→ DIRECTIONS FOR THIS TASK:
In the Alan Parsons Project concert review, which song did the band open with?

→ DOCUMENT EXTRACT:
Alan Parsons Project Live At The State Theatre – Notes From Olympus

Facebooktwittertumblr

The temperature was quickly dropping through the teens as I made my way down a crowded Hennepin Avenue.  I felt a bit of trepidation as I walked into the State.  This was my second foray into a proscenium theater in the span of a week.  That’s a rarity.  Normally, club venues are more to my liking.  There, that lovely energy loop between audience and performer is easier to achieve and maintain.

Also, this particular show had all the hallmarks of a potential Dad Rock show.  You know the kind I mean.  Where a once king or queen of the stage is milking past glories with a bunch of unknown musicians.  Where the wrinkles, burgeoning belt lines and iconic poses really strain our imagination to make it work.  So it was with a bit of that mixture of anticipation and trepidation that I made my way down to my seat.

I had a few moments to make the acquaintance of two neighbors prior to the start.  There was Lanette, who hadn’t been downtown in 15 years.  A friendship with vocalist PJ Olsson brought her out.  Locked and ready to roll.  She’d roped in her cousin Pat, who averred she hadn’t been to a concert since she couldn’t remember when.  She admitted her husband still took in the occasional show.  But then Pat announced she had finally agreed to go see Leo Kotke at The Guthrie later in the month (at his insistence).  When she asked if I was going to that show, I answered in the affirmative and we found common ground.

House lights dimmed, warmers came up and the deep bass notes from  May Be A Price To Pay emanated from the sound system.  The band bounced onto the stage and a cheer went up.  When Alan Parsons walked out, clad in a suit coat Little Richard would have envied, the crowd stood as one and thundered an ovation. 

His was an 8 piece band, set with five players across the front.   Dan Tracey on guitar, Guy Eraz on bass, Olsson with his acoustic and voice, Jeff Kollman with his Marshall stack and sexy sea-foam green Strat and multi-instrumentalist Todd Cooper.  In the line behind were drummer Danny Thompson and keyboard/synth wizard Tom Brooks.  Like Zeus himself,  Parson mounted a riser sitting high above the floorboards in the center back.  It was like his own personal Mt Olympus.  He picked up his acoustic guitar and gazed upon his subjects before him.  The band opened with Standing On Higher Ground.

→ DATASET CONTENT:
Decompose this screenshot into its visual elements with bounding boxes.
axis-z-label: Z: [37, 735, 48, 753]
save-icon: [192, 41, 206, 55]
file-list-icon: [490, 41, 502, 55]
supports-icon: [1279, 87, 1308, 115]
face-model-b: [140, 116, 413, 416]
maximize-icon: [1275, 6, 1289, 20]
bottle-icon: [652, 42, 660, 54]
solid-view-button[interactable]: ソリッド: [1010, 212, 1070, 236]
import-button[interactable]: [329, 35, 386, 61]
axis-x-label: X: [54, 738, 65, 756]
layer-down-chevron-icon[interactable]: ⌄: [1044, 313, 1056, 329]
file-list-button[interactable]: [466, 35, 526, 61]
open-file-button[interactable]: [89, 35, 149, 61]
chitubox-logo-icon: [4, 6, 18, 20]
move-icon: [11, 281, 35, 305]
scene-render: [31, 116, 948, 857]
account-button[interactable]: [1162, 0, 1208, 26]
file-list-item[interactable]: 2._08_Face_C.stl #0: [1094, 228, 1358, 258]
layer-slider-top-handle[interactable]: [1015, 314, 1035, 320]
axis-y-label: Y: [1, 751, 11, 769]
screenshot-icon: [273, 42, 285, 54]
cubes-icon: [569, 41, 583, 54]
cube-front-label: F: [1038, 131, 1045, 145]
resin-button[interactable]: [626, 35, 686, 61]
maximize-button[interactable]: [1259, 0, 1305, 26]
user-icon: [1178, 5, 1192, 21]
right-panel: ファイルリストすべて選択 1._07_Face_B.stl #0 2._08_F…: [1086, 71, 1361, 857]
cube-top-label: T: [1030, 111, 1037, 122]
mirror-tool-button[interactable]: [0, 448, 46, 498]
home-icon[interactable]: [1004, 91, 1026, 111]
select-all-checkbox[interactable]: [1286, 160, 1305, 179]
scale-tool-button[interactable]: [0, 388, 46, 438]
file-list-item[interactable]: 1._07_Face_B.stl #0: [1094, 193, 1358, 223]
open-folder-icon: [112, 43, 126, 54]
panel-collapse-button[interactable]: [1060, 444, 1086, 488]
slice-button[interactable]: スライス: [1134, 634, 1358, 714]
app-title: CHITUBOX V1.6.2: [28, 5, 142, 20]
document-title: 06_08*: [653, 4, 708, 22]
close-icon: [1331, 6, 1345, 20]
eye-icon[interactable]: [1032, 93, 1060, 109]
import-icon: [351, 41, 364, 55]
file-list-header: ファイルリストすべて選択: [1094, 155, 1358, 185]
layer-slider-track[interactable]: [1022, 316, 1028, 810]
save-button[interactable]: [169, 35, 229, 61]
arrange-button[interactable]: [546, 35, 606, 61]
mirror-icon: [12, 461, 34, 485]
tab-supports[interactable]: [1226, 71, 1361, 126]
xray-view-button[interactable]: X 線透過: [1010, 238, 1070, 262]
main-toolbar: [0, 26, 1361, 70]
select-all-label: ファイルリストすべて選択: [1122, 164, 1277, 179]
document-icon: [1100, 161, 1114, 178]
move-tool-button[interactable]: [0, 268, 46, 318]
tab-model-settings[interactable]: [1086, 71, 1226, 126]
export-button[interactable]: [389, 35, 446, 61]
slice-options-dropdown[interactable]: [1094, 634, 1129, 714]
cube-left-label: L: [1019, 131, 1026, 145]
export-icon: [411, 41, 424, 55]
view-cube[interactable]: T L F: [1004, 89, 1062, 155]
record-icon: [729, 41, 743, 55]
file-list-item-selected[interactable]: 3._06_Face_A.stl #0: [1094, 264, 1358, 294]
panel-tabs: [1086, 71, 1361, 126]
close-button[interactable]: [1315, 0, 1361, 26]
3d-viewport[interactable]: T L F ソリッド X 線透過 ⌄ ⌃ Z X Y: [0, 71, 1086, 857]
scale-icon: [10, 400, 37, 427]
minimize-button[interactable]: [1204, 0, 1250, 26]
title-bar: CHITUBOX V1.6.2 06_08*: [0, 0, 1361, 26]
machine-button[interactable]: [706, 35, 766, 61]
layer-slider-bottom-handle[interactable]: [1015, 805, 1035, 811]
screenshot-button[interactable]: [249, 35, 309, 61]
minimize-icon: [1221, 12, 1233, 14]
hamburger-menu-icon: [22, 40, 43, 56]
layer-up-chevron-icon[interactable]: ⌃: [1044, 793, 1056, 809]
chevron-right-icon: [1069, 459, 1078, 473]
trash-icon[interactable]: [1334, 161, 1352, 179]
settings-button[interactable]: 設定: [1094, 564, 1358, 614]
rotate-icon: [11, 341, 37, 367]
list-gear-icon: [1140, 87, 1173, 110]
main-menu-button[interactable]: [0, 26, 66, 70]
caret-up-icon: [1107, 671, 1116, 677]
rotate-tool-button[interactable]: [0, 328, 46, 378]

→ FULL ANSWER:
Standing On Higher Ground.